→ EXERCISE INSTRUCTIONS: Copy out each line of the data holding "Ihre".

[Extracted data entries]

(begin)

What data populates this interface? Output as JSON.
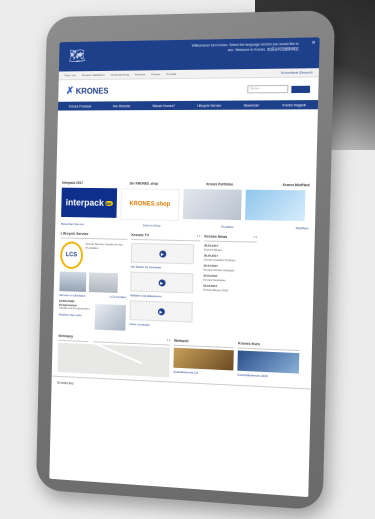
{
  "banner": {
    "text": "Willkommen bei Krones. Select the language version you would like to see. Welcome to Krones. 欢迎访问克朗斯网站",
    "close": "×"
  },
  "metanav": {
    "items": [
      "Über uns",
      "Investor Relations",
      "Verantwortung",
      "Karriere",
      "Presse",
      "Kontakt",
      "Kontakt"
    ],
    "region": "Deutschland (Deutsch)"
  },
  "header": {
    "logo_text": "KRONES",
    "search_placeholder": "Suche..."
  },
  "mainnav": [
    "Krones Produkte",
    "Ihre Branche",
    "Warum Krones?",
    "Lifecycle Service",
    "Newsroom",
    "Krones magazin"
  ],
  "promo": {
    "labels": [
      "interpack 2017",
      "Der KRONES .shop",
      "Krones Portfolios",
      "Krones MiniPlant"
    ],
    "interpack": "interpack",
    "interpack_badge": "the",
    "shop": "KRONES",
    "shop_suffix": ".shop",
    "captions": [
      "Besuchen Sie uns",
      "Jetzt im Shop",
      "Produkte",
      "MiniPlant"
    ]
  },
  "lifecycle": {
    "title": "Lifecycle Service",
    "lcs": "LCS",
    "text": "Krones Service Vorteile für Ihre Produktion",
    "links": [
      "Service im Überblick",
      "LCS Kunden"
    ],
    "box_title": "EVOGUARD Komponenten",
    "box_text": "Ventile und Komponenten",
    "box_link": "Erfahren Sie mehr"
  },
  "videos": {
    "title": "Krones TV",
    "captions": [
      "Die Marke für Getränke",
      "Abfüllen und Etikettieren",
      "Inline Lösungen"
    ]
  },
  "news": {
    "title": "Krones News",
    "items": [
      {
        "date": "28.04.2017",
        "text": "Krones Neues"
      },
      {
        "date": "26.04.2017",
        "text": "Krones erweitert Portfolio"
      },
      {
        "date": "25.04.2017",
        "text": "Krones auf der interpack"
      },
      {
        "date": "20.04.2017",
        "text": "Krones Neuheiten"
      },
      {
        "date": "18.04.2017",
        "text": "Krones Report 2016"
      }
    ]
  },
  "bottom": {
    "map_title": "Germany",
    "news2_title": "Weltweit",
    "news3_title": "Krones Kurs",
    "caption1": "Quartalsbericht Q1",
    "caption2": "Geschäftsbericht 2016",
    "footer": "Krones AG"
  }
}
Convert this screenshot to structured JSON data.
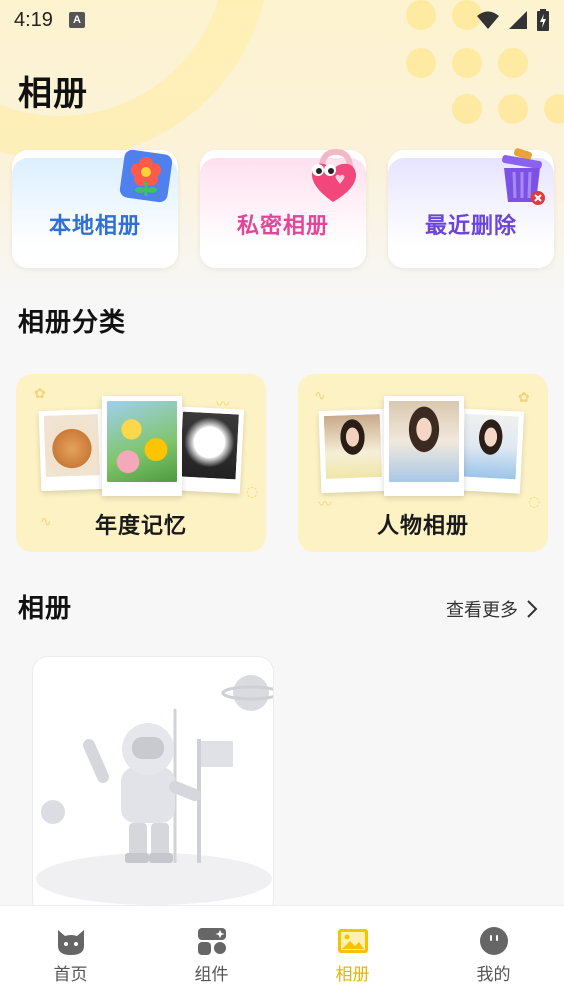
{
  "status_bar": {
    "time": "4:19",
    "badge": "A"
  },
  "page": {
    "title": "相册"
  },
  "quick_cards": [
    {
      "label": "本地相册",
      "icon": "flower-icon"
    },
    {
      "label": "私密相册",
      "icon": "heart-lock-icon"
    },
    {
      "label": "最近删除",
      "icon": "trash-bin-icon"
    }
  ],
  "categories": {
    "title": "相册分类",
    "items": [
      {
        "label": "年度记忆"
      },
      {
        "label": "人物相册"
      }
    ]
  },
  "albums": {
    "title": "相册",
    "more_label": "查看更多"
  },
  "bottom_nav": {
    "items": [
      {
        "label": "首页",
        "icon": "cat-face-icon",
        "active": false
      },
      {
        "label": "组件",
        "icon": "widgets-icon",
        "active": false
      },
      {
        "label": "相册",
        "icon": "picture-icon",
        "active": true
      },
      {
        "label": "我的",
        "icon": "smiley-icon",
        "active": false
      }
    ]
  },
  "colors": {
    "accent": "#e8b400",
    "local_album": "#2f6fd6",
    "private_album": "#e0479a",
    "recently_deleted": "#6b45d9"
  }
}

(end)
(begin)

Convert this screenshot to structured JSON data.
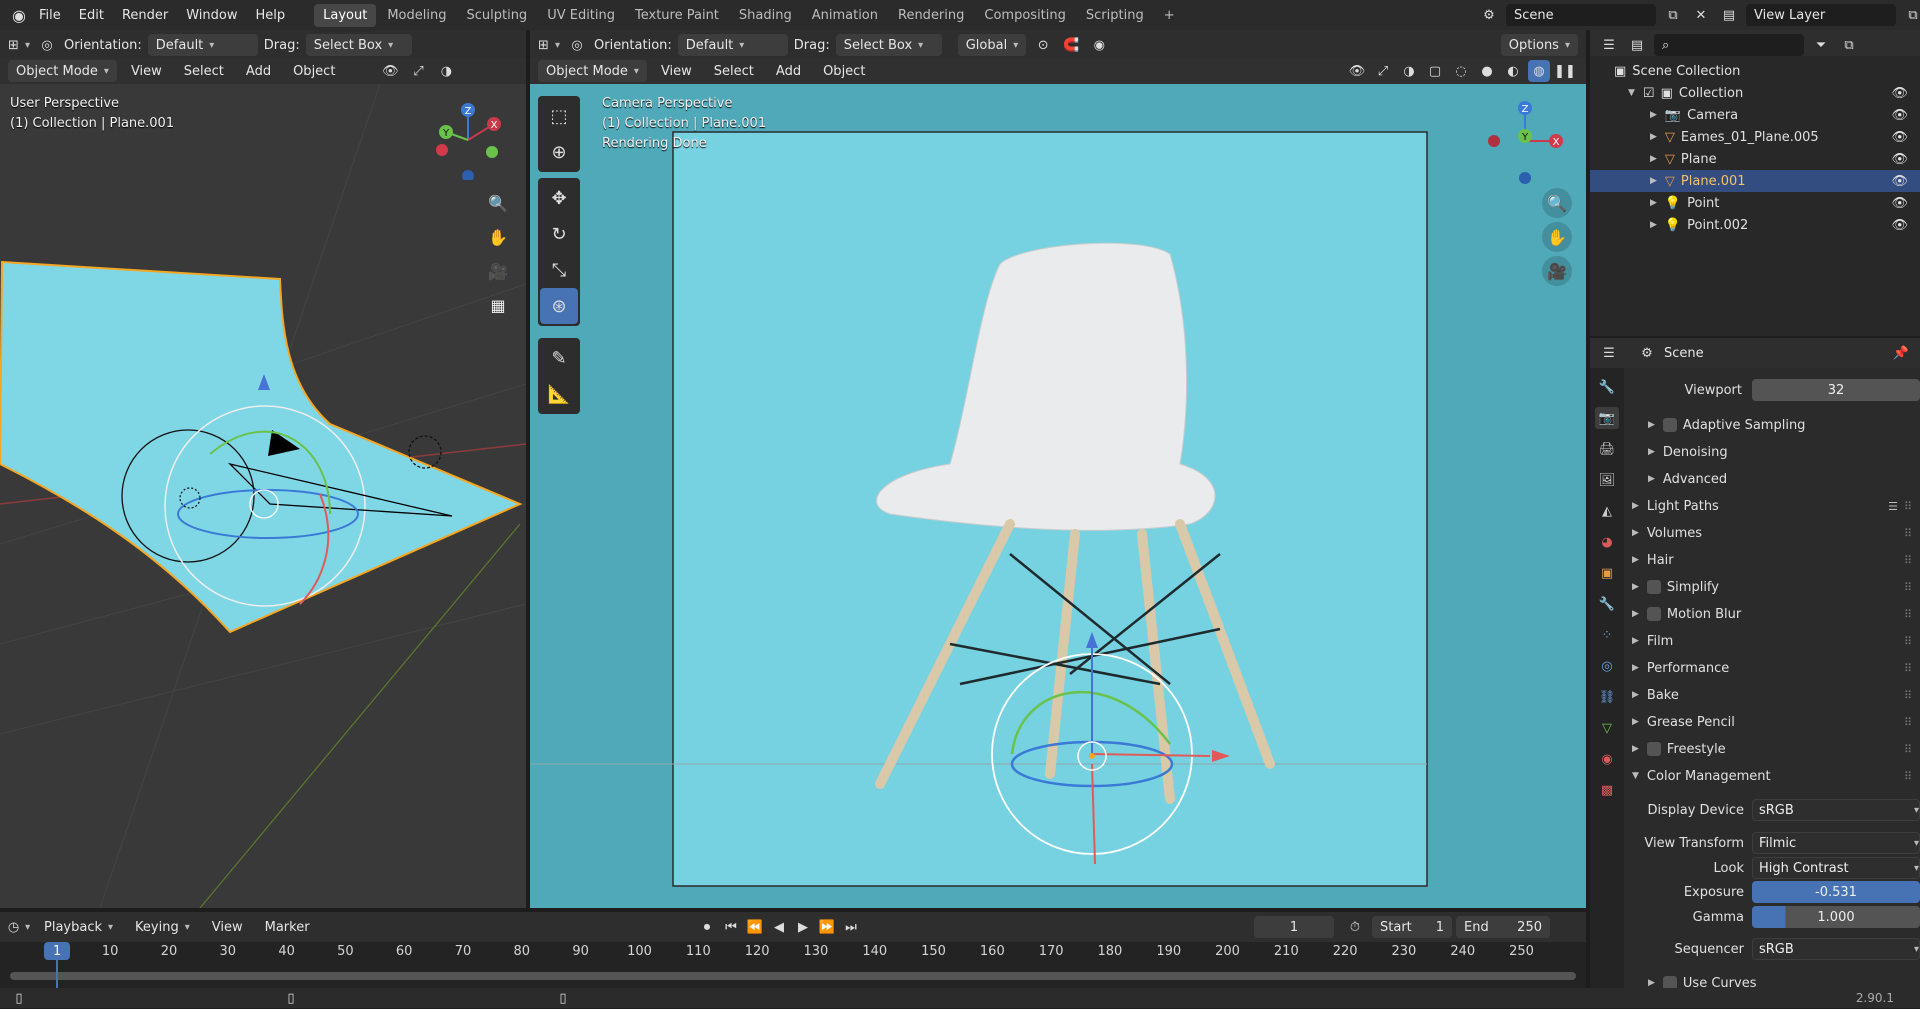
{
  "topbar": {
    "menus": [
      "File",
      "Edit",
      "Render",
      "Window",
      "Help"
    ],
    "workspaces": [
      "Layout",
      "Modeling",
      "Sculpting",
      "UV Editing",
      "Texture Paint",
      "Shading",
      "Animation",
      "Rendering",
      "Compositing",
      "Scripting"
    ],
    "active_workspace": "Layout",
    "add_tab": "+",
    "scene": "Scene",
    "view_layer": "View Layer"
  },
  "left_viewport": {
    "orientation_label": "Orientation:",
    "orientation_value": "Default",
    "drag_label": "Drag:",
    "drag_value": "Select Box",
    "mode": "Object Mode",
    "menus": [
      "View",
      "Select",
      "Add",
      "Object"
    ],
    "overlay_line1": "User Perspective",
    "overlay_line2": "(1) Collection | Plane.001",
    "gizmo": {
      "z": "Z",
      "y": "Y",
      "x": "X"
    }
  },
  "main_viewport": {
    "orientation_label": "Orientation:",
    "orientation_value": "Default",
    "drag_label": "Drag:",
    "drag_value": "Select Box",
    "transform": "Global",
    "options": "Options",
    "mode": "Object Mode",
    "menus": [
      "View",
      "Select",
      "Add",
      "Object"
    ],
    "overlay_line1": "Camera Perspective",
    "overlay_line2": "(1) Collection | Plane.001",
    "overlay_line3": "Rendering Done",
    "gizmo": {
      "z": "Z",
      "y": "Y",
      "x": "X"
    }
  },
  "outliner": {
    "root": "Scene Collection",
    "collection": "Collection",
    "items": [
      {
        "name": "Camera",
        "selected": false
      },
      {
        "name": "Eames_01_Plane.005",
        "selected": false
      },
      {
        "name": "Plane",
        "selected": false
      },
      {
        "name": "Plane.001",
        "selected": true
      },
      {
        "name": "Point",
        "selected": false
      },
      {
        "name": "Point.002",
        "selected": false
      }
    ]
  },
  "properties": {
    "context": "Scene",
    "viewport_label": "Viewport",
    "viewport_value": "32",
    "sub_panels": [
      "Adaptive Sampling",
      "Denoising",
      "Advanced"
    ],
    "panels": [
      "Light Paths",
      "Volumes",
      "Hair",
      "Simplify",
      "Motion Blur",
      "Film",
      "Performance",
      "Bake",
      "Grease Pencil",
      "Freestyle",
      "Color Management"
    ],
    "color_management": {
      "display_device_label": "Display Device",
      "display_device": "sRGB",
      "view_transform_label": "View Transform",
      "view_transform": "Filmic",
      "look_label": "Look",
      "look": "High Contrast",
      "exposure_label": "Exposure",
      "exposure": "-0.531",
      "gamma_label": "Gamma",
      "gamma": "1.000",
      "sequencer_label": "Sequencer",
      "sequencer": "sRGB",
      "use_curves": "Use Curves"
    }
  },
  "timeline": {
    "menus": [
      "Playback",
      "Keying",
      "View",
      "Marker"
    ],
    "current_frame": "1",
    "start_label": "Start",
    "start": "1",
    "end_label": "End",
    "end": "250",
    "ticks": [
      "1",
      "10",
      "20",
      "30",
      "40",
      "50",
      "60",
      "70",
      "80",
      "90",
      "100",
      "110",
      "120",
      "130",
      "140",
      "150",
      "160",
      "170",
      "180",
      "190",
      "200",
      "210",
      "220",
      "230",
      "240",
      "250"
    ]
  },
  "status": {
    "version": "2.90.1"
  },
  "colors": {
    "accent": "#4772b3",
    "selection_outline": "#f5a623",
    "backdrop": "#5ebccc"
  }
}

(end)
(begin)

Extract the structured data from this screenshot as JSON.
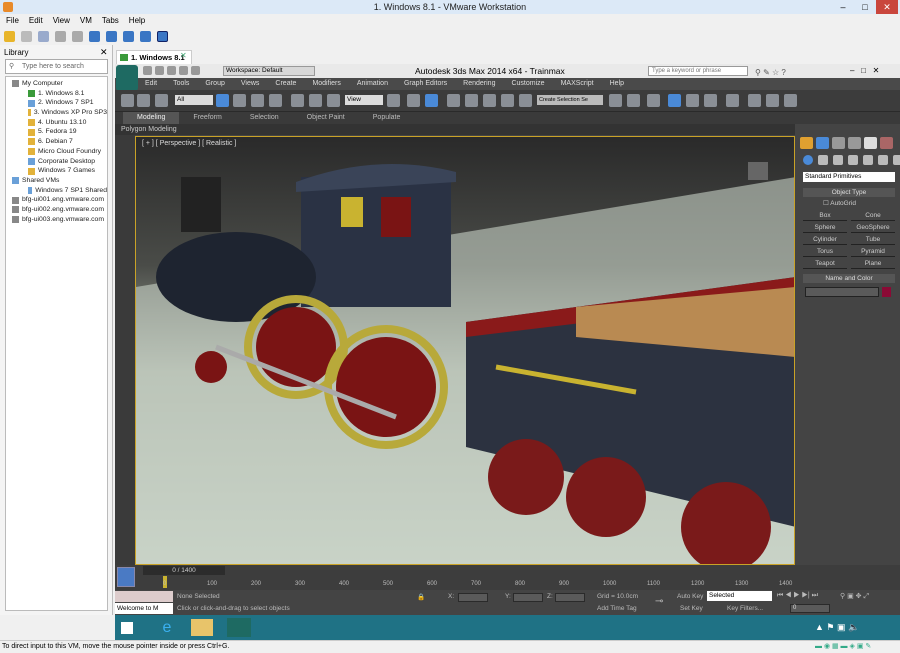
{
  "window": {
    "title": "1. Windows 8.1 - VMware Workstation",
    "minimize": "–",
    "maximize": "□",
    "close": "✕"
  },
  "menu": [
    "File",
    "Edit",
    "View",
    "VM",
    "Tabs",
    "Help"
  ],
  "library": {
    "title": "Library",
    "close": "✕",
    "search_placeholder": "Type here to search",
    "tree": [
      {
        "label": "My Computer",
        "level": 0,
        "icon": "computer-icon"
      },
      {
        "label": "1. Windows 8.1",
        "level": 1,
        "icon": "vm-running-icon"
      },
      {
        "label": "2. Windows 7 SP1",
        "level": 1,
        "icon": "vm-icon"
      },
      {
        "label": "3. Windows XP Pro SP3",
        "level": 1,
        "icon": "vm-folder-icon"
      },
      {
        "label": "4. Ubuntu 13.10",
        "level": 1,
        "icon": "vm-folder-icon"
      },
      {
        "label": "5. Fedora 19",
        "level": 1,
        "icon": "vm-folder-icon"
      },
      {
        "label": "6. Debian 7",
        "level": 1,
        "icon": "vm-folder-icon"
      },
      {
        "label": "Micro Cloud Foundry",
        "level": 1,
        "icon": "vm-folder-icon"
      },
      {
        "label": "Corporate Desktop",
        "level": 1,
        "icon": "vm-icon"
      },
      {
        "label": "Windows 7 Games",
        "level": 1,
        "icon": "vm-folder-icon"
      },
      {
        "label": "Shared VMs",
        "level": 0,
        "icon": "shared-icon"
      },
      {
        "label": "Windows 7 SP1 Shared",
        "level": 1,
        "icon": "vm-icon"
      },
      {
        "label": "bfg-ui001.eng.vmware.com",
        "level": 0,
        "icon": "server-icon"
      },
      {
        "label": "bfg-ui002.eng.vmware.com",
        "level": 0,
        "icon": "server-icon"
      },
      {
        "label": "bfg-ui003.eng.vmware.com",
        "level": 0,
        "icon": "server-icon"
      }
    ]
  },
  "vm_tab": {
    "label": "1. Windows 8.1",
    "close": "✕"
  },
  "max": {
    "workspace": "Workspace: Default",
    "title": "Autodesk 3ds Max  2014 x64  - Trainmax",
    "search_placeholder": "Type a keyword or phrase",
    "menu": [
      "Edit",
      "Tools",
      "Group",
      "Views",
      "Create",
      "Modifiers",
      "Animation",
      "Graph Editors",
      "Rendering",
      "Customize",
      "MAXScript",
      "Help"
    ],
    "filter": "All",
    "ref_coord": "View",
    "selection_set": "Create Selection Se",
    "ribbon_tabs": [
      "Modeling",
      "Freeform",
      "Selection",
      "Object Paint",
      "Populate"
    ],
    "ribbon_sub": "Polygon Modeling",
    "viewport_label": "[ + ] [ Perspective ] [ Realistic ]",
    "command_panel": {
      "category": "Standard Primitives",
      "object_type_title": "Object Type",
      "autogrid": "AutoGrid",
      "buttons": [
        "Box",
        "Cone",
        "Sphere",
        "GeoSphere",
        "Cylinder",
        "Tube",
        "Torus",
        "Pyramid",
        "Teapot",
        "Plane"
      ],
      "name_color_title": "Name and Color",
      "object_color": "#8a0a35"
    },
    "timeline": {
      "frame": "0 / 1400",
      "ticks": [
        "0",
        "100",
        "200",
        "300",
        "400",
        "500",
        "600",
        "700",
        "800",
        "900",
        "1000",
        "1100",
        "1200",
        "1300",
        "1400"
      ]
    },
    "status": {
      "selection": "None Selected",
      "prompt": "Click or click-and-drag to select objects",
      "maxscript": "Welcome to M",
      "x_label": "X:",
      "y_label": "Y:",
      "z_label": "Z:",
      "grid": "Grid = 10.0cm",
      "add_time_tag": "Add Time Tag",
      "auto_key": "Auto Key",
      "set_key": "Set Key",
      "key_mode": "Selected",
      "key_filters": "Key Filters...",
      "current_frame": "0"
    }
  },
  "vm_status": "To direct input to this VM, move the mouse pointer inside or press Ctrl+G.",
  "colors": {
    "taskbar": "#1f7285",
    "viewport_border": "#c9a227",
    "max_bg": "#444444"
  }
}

(end)

→ FULL SOLUTION:
    "Ihre Branche",
    "text": "Krones Service Vorteile für Ihre Produktion",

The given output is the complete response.